▶ **LA DEMANDE**: D'après le texte sur l'Eiger, à quelle date la face nord a-t-elle été gravie pour la première fois ?

▶ **EXTRAIT FOURNI**:
L'Ogre se trouve au cœur de l'Oberland, dans le canton de Berne. Un endroit charmant où la Suisse se déguise en Suisse, avec ses petits chalets impeccables, ses alpages verdoyants, ses trains qui desservent le moindre hameau, et ses aimables autochtones "Das sind einhundertfünfzig Franken. Möchten Sie eine Serviette zu Ihrem Sandwich?" Probablement moins connu du grand public que ses confrères le Cervin ou les Grandes Jorasses, l'Eiger a tout les atouts pour fasciner. Une face nord gargantuesque où la montagne construit son mythe en avalant ceux qui la foule. Un lieu où se sont déroulées des ascensions héroïques et d'impressionnants records. Un témoin de l'Histoire aussi, par la première de sa face nord par deux cordées Allemandes et Autrichiennes en juillet 1938, quelques mois après l'Anschluss et immédiatement érigée comme outil de propagande par le régime Nazi. Toutes ces raisons font que l'ogre habite les pages de nombreux livres de montagnes, créant fantasmes et fascination chez les alpinistes, des plus audacieux au plus médiocres. Donc quand François me propose d'aller y faire un tour, je ne suis pas très difficile à convaincre. Ni une ni deux, j'annule ma participation aux championnats du monde de Scrabble, catégorie poid plume, pour être au garde à vous en ce vendredi matin.

▶ **DONNÉES EXTRAITES**:

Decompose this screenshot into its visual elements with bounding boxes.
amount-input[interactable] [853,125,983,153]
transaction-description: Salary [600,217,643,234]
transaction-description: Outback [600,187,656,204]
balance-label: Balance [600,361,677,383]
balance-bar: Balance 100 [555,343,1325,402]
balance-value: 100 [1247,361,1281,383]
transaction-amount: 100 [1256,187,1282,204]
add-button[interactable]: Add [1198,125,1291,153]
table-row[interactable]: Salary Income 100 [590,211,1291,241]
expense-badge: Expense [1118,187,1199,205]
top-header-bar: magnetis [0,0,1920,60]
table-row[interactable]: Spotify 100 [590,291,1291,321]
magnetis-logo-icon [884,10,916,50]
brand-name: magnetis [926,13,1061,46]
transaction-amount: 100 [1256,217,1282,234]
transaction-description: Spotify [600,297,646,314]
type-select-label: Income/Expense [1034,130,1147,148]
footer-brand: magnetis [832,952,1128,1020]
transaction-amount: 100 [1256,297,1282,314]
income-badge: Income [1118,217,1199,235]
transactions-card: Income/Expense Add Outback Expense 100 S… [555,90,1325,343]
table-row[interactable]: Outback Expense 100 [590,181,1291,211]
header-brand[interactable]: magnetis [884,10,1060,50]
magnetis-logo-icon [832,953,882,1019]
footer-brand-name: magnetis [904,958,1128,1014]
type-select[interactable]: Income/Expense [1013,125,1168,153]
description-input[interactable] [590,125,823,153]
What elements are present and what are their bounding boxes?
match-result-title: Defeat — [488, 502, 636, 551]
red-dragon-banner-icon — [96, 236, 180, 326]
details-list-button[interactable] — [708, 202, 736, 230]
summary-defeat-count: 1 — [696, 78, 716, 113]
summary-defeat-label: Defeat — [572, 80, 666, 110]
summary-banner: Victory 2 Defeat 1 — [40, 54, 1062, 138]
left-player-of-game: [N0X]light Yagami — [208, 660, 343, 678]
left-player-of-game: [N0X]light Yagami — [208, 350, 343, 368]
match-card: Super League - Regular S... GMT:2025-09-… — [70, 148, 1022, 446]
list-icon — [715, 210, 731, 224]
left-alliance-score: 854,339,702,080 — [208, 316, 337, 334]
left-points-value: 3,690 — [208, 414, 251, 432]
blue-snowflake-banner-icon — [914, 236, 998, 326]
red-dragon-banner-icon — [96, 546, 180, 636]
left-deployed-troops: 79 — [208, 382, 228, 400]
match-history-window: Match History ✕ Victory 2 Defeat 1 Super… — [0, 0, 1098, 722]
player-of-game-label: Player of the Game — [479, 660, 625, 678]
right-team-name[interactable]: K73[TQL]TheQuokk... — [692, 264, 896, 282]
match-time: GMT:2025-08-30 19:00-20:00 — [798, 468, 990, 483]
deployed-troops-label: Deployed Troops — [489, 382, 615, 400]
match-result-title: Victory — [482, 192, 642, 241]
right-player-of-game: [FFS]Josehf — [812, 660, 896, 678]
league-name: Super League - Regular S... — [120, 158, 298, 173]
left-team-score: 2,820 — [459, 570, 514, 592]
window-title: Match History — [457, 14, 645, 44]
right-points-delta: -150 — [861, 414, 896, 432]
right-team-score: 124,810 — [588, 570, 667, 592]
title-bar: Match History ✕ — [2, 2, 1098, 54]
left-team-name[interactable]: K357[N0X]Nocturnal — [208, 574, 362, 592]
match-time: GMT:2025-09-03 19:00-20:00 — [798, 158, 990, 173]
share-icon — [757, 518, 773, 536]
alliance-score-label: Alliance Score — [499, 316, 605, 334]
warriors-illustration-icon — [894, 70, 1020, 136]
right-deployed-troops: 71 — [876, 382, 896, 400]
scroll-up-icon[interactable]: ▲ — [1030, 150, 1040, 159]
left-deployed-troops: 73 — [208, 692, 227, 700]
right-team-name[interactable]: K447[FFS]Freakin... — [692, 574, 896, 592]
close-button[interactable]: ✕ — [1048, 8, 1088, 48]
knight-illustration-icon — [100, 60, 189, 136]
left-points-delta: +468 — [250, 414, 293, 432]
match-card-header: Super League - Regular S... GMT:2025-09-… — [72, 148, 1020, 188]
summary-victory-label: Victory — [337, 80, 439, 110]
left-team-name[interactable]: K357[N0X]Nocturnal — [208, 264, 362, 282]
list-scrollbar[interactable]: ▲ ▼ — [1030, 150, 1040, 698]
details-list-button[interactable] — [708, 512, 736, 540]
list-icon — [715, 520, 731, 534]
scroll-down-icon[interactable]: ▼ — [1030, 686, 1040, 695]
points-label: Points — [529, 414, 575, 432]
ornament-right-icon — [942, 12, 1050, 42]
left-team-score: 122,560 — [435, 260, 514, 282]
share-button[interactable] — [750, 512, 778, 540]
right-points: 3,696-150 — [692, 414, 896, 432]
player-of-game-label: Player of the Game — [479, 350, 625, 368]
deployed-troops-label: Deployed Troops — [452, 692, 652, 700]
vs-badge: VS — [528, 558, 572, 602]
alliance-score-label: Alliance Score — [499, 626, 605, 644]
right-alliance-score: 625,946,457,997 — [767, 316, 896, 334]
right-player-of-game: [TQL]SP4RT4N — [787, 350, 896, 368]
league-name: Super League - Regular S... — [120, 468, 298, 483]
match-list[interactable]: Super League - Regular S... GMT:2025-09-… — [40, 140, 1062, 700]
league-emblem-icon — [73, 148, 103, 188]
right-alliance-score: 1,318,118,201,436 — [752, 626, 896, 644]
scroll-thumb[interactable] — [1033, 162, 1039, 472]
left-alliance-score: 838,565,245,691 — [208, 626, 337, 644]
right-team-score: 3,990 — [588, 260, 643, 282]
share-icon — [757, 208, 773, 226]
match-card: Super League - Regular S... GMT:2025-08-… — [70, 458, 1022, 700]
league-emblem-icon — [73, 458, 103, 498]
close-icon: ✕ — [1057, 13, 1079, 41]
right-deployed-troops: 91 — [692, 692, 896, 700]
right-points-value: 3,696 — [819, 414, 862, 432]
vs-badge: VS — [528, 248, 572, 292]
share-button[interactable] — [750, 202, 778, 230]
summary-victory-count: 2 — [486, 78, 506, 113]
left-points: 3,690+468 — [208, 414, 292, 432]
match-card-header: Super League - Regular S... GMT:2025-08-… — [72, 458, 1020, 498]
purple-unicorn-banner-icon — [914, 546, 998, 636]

▶ **RÉPONSE RÉDIGÉE**: En juillet 1938, quelques mois après l'Anschluss.